Extrait source:
........
Livres oubliés ou méconnus

- GÉRARD OBERLÉ

Pour Baudelaire, la comédienne Marie Daubrun était une déesse. Il l’entourait de soins attentifs et écrira pour elle plusieurs poèmes des Fleurs du mal. Mais Baudelaire n’était pas le seul poète à pousser la porte de la loge de celle « qui n’était que lumière, or et gaze ». Dans l’escalier, il croisait souvent Théodore de Banville, ce qui ne lui plaisait d’ailleurs qu’à moitié. La belle aux cheveux et à la voix d’or avait inspiré L’Invitation au voyage mais, dès 1857, elle s’éloigna du poète des Fleurs du mal pour s’attacher à celui des Odes funambules­ques. Aussi a-t-elle suivi Banville lorsque, découragé par les cabales littéraire­s et gravement malade, celui-ci alla passer l’hiver 1859-60 à Nice, l’un des derniers recours des poitrinair­es. Contraint de s’aliter dès son arrivée, il ne put faire usage de la recommanda­tion de Camille Doucet pour le consul de France, Nice étant encore un fief des États sardes. Mais le repos, l’éloignemen­t de Paris et des querelles, la tiède gaieté d’un ciel d’azur ensoleillé, le spectacle d’une mer de saphir et d’améthyste rendirent bientôt ses forces au malade et, au poète, beaucoup de joie. On peut suivre les étapes de cette résurrecti­on dans La Mer de Nice. Lettres à un ami, un livre publié en 1861 (année de l’annexion de Nice à la France), par le génial Poulet-Malassis, l’éditeur de Baudelaire et de Banville.
........
(Lignes extraites d'une collection)
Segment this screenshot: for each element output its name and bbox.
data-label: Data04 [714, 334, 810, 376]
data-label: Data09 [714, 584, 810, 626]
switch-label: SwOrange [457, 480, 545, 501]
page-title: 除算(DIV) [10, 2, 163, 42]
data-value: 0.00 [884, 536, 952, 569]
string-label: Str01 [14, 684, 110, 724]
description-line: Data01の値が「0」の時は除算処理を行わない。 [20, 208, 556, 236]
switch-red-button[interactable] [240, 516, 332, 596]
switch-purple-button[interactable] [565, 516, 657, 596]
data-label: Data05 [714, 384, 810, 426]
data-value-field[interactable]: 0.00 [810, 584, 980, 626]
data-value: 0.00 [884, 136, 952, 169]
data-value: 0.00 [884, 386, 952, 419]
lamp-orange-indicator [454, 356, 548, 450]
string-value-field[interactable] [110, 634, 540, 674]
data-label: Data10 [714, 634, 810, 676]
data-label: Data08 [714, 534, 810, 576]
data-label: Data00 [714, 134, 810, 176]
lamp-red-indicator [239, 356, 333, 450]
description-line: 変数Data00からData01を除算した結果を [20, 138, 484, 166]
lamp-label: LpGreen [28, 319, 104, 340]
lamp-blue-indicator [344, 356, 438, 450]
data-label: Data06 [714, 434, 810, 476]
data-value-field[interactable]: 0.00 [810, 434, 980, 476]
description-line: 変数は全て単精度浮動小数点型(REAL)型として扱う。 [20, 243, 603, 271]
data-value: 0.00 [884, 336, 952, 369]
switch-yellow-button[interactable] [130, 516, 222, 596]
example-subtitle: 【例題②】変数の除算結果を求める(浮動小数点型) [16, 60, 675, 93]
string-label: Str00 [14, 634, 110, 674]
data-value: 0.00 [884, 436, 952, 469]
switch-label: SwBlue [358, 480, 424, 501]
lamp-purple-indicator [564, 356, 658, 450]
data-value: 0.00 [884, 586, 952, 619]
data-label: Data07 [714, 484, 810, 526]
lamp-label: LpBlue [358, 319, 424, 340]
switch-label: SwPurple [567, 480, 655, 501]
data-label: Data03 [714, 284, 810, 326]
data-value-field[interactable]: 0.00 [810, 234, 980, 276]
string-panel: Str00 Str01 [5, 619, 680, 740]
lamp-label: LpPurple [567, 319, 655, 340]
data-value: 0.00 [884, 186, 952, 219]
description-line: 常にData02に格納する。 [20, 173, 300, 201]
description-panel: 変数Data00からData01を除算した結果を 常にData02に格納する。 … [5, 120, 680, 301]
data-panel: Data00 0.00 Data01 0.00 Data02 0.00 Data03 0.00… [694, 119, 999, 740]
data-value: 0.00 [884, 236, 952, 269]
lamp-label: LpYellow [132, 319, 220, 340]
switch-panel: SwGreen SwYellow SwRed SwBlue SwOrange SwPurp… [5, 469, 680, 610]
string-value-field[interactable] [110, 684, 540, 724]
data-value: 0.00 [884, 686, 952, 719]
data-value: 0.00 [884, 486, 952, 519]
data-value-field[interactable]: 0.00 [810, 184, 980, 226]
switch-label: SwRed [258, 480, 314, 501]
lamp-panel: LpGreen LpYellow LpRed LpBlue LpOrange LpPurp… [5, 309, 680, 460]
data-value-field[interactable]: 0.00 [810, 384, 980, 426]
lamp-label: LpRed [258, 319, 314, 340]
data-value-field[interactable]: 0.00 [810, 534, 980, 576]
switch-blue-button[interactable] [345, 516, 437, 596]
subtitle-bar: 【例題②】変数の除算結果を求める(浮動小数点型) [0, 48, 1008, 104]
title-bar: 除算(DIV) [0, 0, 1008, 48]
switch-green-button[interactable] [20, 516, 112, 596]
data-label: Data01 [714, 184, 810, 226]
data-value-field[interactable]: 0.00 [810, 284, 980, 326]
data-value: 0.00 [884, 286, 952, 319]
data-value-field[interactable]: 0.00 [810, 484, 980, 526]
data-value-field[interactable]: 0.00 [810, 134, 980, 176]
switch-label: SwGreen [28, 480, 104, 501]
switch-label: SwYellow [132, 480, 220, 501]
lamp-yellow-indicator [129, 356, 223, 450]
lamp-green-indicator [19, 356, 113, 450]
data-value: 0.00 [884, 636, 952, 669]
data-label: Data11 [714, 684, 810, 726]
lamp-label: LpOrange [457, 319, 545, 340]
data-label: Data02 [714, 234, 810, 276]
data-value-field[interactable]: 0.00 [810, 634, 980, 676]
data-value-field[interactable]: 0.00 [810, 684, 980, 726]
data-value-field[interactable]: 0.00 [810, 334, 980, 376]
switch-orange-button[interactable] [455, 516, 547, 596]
........
Pour chaque affirmation, dites par oui ou par non si elle concorde avec l'extrait sur Banville à Nice, et citez mot pour mot les termes de l'extrait qui tranchent : (a) Marie Daubrun accompagna Banville à Nice pour l'hiver 1859-60. (b) Nice faisait déjà partie de la France à l'arrivée de Banville. (c) La Mer de Nice parut en 1861 chez Poulet-Malassis. Ces lignes ne sont pas nécessaires.

Réponse attendue:
(a) Oui : « Aussi a-t-elle suivi Banville » et « l’hiver 1859-60 à Nice ».
(b) Non : « Nice étant encore un fief des États sardes ».
(c) Oui : « un livre publié en 1861 » et « par le génial Poulet-Malassis ».